Your answer should be a single number: the count of lines in the material below that hold "subtitle".

### Entries supplied
╔══
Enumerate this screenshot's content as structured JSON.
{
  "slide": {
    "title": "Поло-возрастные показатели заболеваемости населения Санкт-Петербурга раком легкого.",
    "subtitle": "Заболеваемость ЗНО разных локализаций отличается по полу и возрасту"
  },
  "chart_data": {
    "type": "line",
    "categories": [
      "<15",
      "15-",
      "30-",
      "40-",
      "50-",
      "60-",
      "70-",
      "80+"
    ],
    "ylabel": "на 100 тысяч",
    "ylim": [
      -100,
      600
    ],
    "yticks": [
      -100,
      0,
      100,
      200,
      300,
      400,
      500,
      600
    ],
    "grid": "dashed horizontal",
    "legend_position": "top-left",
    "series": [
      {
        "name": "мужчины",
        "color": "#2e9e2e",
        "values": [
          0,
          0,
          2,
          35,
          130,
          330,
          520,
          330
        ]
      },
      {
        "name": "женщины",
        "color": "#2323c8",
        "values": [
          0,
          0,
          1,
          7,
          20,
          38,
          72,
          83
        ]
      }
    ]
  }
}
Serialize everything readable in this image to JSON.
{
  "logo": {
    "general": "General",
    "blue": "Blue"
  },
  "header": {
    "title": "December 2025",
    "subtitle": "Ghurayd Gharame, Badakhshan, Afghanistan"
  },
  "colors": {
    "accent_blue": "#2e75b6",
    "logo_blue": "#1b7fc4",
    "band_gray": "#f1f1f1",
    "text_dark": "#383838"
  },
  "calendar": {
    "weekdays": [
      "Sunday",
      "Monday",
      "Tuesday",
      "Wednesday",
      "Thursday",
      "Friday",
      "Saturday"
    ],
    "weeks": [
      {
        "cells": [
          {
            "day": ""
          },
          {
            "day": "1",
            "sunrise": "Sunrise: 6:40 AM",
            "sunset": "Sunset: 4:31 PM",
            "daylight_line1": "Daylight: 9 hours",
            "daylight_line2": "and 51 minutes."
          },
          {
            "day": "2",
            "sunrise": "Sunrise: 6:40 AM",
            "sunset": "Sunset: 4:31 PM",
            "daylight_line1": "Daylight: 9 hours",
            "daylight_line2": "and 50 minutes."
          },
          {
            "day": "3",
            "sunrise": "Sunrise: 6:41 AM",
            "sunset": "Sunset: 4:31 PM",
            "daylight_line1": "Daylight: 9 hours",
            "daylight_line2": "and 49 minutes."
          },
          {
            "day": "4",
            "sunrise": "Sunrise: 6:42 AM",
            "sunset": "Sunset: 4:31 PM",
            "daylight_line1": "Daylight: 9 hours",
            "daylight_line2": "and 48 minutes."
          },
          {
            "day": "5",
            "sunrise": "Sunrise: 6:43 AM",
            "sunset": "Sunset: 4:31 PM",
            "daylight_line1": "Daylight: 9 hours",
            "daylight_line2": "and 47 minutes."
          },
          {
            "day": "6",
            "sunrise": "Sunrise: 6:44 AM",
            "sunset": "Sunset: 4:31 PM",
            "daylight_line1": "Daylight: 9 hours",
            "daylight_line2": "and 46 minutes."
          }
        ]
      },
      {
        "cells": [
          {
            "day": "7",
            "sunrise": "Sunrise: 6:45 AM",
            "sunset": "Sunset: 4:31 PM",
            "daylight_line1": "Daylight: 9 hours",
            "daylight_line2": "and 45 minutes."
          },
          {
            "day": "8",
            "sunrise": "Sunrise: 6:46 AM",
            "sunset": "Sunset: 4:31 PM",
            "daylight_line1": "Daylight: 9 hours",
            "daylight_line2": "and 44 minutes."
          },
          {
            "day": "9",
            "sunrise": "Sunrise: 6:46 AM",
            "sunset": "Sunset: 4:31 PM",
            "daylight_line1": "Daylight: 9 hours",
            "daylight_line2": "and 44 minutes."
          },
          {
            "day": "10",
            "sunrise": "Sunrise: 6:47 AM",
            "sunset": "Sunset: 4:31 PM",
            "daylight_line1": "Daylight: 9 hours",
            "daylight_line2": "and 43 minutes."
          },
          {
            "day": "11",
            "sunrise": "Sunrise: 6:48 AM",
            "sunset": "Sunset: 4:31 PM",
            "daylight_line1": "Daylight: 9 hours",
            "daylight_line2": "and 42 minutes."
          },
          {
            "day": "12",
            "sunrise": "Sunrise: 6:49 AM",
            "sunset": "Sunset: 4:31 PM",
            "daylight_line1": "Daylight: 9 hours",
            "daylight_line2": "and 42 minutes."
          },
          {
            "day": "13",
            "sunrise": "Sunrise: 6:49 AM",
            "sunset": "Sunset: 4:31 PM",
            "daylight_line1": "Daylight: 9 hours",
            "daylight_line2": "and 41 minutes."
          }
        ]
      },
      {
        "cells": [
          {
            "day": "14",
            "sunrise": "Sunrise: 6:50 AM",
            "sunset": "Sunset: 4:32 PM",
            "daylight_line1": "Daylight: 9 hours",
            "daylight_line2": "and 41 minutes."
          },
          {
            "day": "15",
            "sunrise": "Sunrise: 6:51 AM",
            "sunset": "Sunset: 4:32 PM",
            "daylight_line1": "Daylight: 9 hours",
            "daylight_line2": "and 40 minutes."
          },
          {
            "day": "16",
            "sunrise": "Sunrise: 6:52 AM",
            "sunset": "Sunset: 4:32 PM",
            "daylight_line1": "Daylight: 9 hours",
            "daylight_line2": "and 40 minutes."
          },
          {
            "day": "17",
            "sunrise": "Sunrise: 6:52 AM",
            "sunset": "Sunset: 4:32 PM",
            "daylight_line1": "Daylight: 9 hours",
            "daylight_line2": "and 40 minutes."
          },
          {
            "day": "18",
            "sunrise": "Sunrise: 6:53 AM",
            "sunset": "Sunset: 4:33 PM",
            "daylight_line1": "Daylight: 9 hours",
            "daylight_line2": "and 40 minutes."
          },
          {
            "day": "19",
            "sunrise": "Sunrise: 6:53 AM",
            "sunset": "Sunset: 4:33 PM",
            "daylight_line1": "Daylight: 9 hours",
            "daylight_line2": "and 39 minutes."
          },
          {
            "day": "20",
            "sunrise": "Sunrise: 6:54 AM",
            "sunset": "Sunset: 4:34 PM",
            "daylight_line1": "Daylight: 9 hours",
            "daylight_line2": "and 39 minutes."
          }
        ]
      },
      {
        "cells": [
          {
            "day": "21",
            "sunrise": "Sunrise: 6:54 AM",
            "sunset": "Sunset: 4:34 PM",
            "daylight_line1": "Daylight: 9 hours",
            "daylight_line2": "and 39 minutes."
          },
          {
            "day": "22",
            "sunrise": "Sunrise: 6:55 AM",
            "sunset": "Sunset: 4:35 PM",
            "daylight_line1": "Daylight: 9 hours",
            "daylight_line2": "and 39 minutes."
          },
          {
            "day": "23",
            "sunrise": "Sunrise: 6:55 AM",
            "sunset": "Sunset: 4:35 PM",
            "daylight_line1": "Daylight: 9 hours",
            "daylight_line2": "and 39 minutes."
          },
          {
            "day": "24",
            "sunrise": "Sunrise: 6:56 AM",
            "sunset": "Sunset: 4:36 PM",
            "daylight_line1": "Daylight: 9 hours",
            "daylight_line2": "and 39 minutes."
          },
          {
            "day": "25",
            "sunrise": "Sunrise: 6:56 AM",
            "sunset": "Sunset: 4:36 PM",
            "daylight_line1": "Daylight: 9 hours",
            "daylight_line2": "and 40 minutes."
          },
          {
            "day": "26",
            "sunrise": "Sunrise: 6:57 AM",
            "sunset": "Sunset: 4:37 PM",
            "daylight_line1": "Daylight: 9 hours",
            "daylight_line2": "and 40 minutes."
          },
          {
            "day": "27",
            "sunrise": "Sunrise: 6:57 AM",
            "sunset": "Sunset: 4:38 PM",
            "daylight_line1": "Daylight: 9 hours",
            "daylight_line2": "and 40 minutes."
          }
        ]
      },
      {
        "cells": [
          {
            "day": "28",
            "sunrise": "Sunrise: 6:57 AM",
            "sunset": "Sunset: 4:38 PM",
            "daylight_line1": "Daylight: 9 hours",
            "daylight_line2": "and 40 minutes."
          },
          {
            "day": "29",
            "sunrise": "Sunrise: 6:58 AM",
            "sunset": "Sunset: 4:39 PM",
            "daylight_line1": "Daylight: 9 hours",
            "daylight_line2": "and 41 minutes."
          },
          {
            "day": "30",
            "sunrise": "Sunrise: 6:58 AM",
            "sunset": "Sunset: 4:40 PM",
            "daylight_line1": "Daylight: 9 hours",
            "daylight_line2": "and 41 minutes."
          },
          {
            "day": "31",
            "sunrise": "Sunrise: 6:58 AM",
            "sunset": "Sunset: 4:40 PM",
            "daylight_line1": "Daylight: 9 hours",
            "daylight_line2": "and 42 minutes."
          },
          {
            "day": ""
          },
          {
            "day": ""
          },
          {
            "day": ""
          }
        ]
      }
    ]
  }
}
╚══
### Result of this task
2